項目の最初の行から「val-2024: 1,001 <box>304 582 361 604</box>」を含む行までを、両端の行も含めて一字一句そのまま書き写しなさい。

■ 保存データ
========

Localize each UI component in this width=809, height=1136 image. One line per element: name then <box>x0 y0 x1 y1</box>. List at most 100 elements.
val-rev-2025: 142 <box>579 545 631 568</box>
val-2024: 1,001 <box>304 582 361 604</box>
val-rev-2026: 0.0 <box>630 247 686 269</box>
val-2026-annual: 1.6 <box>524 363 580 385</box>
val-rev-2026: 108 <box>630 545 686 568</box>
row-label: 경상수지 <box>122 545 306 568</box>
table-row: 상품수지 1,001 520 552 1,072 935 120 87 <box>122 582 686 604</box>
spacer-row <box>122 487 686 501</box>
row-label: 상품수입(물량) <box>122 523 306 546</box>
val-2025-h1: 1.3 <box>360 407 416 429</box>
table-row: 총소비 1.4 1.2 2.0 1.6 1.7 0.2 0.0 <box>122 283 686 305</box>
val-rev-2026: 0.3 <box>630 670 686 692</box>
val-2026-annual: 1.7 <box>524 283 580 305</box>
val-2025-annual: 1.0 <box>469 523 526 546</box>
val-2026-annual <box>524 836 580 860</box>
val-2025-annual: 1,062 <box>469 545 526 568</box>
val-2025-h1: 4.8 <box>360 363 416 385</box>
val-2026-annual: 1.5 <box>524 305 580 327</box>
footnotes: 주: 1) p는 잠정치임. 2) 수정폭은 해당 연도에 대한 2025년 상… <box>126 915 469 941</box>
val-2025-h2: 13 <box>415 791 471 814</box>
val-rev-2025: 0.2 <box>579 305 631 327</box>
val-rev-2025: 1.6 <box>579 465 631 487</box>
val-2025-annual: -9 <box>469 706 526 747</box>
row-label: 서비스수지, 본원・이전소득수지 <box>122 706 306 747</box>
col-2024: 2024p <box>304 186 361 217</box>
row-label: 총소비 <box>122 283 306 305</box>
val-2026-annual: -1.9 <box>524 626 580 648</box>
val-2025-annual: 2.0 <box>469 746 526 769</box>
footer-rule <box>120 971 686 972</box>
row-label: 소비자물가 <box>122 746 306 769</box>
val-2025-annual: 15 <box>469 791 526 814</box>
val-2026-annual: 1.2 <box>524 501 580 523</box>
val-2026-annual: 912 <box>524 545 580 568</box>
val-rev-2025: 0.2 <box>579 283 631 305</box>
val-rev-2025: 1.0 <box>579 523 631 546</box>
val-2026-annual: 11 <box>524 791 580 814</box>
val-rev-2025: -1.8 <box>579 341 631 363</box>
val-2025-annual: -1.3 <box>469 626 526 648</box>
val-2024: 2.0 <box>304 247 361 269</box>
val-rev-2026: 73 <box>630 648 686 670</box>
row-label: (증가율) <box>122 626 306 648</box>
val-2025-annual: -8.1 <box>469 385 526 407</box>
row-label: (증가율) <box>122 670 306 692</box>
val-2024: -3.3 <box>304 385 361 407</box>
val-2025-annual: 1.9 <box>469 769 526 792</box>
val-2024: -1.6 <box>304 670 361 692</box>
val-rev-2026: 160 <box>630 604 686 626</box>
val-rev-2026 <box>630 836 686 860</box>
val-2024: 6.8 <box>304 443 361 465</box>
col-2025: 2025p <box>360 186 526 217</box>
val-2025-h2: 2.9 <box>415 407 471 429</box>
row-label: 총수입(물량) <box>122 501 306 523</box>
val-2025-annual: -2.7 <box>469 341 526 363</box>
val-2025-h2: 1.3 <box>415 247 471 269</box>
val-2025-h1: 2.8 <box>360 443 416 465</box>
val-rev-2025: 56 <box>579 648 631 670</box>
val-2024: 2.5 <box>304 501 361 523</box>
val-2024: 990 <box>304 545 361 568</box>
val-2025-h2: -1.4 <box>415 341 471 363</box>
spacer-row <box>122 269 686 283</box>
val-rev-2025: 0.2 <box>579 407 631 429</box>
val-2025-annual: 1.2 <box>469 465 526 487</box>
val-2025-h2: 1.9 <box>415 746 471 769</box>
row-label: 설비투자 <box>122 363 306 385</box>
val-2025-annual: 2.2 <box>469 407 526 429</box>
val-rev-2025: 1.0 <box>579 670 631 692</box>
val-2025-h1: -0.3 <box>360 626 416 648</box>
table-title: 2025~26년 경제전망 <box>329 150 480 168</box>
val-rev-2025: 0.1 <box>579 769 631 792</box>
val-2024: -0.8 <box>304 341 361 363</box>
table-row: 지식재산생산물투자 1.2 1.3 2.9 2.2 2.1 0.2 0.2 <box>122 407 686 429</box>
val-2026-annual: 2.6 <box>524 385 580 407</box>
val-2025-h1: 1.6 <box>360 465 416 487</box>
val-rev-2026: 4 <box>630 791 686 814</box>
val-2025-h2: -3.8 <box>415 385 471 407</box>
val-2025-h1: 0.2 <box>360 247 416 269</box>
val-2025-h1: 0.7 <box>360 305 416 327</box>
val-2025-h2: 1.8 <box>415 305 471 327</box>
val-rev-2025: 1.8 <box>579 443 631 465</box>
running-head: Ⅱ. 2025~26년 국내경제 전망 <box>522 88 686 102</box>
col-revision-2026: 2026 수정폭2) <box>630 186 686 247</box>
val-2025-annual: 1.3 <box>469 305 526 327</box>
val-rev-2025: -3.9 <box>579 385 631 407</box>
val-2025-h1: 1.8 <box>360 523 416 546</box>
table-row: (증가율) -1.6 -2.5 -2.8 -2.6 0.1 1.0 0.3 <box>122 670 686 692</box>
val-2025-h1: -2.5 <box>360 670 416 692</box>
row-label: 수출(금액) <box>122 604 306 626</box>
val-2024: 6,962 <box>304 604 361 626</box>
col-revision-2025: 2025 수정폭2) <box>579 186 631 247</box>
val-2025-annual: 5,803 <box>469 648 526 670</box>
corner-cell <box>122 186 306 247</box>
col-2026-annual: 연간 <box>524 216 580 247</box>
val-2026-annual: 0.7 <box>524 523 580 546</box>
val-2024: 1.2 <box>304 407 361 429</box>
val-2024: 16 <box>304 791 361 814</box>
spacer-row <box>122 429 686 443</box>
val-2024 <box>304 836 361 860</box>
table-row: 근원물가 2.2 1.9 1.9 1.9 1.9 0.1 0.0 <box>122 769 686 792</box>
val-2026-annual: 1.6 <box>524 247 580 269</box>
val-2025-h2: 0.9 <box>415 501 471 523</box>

========

■ 課題の解答
Localize each UI component in this width=809, height=1136 image. One line per element: name then <box>x0 y0 x1 y1</box>. List at most 100 elements.
val-rev-2025: 142 <box>579 545 631 568</box>
val-2024: 1,001 <box>304 582 361 604</box>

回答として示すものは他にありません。